Saved entries:
»»

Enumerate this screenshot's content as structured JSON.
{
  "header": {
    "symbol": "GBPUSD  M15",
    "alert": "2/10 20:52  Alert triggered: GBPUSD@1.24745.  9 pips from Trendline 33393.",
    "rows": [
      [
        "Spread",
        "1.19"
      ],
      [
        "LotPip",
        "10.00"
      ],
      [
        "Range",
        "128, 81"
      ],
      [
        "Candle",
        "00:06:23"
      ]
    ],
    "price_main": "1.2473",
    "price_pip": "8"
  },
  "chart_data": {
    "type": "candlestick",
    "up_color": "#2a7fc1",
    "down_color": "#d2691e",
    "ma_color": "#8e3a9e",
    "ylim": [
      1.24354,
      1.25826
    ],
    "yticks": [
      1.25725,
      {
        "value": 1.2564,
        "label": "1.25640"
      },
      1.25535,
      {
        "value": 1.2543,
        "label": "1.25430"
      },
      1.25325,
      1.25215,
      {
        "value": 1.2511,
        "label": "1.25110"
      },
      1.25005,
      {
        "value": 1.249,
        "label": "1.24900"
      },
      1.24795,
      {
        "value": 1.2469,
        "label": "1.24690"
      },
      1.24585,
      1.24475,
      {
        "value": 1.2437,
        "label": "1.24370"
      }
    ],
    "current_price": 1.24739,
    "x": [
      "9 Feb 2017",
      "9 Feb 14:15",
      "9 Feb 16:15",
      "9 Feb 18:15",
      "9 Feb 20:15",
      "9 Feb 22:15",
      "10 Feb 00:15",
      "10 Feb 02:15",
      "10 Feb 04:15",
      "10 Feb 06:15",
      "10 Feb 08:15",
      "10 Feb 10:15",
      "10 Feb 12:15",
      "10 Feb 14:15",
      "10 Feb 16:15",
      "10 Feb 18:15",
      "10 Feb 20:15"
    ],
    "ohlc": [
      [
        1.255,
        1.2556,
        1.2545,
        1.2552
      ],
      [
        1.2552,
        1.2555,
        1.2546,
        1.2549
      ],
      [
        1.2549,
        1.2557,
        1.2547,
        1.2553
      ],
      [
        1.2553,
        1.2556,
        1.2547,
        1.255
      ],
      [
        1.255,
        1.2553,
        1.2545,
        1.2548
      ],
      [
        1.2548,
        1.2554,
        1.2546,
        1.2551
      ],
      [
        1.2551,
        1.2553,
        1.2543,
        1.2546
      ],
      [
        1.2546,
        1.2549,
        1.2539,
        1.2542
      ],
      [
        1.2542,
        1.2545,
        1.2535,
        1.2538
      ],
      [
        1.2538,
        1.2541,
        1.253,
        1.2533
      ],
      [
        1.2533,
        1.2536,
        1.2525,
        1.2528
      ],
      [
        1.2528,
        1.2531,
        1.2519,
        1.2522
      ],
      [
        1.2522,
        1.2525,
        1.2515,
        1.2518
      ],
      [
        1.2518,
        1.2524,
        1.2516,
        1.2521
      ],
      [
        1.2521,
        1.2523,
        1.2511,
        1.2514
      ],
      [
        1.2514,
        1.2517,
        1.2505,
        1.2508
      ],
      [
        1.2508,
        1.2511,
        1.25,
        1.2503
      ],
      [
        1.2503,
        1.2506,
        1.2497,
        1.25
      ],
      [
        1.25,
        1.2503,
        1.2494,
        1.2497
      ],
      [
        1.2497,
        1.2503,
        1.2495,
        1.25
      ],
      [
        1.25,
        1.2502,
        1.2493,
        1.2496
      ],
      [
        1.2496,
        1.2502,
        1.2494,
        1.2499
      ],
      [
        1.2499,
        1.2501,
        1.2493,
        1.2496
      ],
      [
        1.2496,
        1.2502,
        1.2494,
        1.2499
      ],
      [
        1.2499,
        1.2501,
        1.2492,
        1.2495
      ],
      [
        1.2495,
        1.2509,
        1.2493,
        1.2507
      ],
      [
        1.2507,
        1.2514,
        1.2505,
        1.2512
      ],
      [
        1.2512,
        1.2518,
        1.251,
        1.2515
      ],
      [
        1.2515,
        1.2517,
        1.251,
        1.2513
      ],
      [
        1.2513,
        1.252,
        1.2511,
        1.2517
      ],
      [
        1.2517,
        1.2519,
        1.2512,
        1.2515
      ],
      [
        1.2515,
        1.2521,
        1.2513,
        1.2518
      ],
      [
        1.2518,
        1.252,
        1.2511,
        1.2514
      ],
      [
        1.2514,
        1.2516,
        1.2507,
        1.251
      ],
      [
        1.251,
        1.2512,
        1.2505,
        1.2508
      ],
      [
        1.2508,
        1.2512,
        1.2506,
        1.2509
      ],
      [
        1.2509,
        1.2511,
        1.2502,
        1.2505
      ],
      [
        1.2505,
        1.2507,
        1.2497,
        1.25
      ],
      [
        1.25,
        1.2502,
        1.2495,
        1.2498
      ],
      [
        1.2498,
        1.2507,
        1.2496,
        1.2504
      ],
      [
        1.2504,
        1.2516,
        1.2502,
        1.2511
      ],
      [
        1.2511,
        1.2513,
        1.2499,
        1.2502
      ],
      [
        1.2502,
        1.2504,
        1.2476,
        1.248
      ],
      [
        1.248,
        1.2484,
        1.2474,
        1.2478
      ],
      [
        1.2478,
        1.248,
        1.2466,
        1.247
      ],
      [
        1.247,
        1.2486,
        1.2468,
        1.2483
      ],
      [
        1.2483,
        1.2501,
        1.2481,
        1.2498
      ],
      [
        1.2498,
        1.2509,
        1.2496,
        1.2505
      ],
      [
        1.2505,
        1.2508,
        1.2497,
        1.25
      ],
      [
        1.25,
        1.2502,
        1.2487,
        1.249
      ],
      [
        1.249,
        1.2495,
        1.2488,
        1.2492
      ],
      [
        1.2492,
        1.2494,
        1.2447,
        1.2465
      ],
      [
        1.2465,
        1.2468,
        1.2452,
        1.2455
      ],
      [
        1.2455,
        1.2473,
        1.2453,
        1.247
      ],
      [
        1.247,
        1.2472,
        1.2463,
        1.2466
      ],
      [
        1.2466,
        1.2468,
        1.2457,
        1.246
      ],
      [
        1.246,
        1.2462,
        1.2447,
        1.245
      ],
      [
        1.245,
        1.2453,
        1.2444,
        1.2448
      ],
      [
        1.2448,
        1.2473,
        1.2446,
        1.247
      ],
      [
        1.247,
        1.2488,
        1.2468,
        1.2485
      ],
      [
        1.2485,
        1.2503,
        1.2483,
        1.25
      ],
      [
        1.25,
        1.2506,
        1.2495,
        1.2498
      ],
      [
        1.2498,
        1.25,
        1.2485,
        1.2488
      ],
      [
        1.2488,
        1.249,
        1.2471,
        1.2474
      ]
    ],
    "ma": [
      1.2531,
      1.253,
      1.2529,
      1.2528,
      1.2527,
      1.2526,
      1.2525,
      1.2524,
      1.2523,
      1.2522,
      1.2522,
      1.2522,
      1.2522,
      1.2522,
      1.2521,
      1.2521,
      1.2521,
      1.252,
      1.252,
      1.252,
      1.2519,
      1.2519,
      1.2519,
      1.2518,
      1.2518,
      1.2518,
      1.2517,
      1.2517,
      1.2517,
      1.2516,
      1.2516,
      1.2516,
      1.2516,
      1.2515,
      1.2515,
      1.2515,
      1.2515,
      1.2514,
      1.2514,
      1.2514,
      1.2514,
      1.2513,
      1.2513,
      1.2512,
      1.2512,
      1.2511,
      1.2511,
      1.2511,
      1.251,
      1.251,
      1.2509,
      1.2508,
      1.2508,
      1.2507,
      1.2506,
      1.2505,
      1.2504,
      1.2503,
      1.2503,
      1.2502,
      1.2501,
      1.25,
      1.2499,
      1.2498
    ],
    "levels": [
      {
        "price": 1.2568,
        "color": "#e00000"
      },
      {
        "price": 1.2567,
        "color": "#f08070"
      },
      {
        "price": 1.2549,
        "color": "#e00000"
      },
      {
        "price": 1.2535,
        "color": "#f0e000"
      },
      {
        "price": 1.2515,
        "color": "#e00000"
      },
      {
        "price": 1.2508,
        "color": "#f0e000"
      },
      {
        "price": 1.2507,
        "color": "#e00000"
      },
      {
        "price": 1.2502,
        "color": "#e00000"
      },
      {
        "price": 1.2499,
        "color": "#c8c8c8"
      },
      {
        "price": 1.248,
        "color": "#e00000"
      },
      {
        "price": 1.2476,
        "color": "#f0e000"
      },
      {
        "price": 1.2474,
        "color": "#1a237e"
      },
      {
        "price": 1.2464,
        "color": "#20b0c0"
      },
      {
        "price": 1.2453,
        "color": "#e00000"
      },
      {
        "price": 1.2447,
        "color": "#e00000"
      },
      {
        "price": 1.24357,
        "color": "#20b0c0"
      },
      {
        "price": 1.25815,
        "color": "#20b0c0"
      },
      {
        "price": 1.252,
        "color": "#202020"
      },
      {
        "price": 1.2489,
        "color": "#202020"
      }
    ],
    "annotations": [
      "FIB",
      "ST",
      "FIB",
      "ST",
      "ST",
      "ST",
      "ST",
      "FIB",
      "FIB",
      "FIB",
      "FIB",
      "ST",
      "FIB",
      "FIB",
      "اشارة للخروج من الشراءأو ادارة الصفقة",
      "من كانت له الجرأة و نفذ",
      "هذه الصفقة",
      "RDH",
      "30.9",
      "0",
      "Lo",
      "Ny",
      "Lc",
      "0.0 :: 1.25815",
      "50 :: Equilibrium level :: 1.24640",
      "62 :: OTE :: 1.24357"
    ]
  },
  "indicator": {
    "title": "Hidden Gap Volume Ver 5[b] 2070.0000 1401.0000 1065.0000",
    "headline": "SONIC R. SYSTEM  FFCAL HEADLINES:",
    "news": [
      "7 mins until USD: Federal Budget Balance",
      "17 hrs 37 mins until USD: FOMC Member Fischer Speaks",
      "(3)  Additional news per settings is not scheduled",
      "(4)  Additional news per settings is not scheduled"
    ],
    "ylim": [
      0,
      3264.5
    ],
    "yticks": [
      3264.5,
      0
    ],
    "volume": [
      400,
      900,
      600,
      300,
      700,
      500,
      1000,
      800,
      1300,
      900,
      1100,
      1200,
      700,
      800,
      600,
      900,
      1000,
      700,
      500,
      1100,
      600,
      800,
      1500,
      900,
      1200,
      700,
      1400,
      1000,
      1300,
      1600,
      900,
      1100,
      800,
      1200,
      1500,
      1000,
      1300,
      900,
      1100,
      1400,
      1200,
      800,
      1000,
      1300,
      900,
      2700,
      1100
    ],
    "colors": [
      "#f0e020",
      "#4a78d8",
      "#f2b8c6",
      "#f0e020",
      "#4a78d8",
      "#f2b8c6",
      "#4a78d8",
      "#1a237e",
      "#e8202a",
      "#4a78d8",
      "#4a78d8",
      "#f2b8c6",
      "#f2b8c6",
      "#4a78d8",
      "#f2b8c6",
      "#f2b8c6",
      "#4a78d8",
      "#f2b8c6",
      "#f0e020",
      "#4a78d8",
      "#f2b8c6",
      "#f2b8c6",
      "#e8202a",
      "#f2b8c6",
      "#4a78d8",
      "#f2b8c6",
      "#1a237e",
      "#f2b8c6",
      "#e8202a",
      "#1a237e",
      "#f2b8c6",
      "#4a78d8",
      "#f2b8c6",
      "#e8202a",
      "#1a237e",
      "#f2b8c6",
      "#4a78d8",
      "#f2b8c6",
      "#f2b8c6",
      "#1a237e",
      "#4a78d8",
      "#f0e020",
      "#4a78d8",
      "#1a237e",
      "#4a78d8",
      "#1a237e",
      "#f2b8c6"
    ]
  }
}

««

▶ WRITTEN REQUEST
Scan the material above. Copy each line that holds the word "scheduled".

▶ EXERCISE SOLUTION
      "(3)  Additional news per settings is not scheduled",
      "(4)  Additional news per settings is not scheduled"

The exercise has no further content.